▶ ENTRIES:
----------------------------------------
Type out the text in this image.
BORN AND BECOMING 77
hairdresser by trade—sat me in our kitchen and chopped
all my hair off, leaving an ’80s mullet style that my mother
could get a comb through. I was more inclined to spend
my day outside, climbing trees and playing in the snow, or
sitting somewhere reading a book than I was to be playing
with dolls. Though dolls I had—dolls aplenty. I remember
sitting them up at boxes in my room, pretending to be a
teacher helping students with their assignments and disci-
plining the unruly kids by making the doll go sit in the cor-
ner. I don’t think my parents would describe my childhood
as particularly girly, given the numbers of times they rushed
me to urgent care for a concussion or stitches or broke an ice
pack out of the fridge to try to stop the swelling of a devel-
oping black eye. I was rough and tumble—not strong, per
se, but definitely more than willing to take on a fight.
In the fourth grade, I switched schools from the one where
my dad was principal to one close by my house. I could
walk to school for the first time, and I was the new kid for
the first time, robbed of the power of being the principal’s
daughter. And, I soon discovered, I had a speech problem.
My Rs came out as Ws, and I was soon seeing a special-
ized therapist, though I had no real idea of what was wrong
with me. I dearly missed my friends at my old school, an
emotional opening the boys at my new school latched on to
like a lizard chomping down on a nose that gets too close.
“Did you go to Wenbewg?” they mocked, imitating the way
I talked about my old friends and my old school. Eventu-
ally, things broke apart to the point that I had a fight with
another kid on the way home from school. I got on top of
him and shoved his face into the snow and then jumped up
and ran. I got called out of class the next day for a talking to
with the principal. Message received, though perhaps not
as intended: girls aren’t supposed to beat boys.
----------------------------------------
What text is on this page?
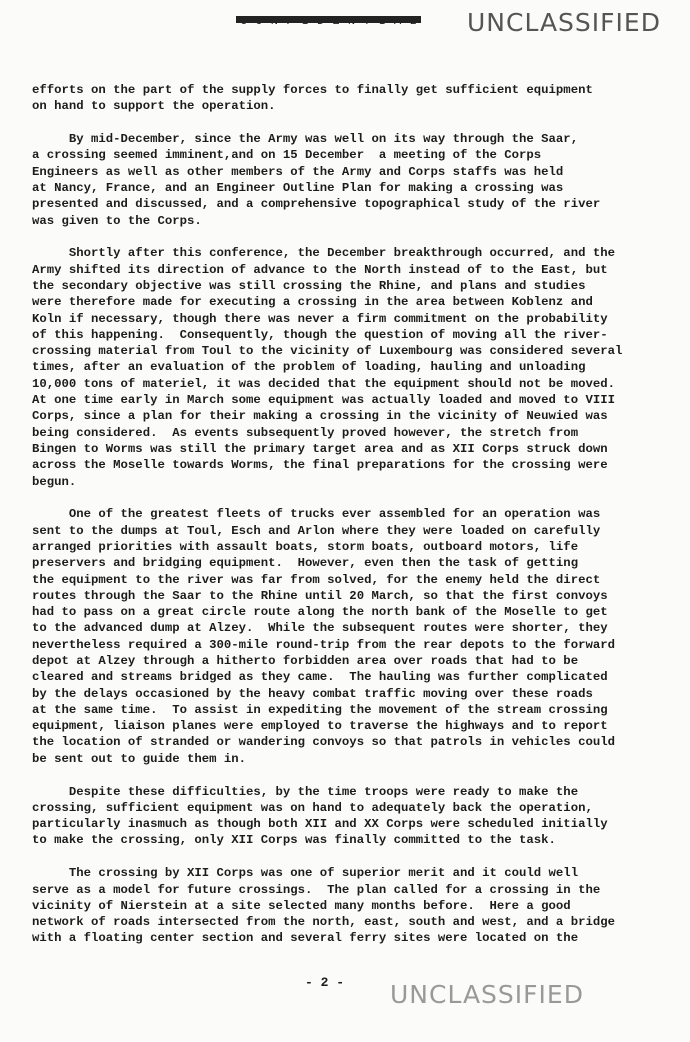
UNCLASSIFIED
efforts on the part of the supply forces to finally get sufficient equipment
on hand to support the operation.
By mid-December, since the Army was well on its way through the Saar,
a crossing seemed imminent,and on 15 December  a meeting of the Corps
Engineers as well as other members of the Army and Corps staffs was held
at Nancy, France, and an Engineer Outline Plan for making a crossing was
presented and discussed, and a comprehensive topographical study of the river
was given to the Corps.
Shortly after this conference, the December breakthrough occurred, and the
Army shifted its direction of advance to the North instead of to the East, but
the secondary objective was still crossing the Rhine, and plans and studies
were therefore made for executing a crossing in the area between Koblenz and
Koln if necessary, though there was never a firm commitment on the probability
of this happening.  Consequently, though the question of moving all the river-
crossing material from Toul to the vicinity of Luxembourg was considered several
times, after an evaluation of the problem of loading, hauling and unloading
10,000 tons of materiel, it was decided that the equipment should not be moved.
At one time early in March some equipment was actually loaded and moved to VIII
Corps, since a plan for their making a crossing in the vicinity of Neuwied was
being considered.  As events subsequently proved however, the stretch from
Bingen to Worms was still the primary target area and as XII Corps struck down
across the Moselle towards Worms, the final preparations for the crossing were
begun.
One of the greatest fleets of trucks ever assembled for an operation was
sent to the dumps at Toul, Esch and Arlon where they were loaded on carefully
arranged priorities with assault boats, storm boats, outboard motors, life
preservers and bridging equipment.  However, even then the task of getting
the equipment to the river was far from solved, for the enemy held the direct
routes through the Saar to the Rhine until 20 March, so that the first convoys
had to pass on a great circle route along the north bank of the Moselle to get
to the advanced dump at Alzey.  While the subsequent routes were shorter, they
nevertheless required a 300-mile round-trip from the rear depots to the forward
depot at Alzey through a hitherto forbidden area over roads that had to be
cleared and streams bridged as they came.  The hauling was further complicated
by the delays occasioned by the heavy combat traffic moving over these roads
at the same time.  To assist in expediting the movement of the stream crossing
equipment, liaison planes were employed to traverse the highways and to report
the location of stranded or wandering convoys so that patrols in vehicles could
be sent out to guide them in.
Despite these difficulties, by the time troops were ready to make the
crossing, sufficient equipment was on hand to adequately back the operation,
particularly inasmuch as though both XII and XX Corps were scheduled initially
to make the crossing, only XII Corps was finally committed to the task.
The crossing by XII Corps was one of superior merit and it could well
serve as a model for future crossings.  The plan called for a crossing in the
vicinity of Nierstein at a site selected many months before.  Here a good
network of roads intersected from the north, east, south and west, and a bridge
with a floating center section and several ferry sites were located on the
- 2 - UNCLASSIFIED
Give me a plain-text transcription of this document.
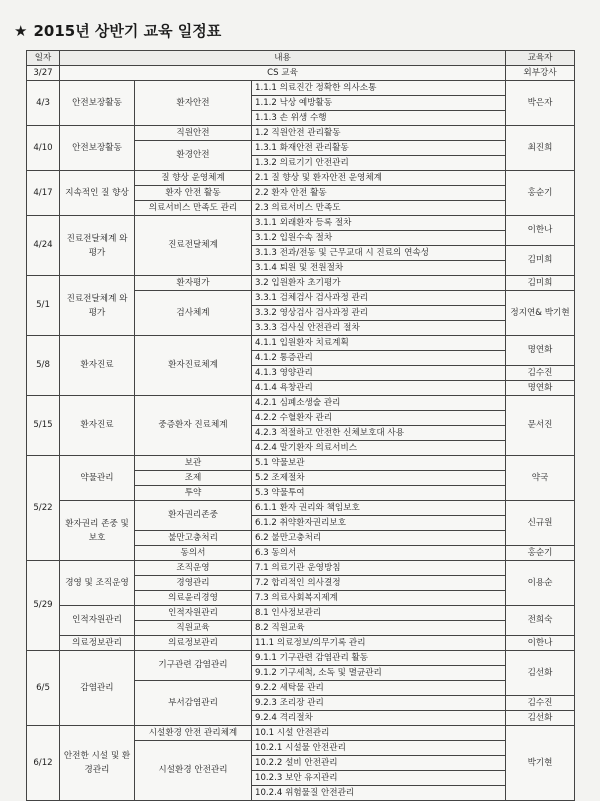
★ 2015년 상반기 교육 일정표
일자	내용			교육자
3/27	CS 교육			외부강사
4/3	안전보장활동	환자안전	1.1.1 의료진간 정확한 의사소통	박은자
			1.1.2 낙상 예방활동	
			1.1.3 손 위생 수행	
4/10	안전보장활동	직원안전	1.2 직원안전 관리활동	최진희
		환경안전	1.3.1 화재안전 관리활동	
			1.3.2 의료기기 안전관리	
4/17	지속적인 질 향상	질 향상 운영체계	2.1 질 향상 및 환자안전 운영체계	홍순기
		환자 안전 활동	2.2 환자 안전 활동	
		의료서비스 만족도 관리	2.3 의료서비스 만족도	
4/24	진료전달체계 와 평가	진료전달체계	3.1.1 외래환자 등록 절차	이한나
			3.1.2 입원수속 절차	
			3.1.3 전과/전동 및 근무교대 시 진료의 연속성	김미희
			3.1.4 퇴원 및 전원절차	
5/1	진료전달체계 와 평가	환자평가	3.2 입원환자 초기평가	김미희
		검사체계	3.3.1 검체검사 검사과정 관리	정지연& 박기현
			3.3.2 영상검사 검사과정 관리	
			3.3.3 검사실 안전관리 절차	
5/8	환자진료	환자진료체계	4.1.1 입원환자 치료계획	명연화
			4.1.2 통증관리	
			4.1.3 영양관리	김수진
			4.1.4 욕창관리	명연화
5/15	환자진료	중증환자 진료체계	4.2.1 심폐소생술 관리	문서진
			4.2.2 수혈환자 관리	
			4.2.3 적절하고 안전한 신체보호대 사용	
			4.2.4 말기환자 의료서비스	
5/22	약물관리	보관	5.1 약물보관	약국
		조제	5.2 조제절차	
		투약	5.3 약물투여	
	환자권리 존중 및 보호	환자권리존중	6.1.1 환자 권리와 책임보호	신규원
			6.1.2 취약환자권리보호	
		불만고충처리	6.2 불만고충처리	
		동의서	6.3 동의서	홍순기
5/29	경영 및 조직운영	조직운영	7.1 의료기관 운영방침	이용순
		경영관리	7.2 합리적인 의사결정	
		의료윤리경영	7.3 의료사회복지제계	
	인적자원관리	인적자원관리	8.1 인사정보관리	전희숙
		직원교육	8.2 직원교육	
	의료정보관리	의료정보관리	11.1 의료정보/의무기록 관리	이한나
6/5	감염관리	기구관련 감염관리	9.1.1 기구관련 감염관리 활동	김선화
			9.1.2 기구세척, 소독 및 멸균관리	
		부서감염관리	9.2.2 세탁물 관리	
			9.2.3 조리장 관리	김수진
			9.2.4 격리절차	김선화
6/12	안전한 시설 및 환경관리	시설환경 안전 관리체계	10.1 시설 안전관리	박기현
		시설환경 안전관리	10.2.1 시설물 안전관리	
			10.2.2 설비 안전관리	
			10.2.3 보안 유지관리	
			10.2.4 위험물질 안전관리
----------------------------------------
Report how many lines in the records above contain the word "관리활동", giving only the number.

2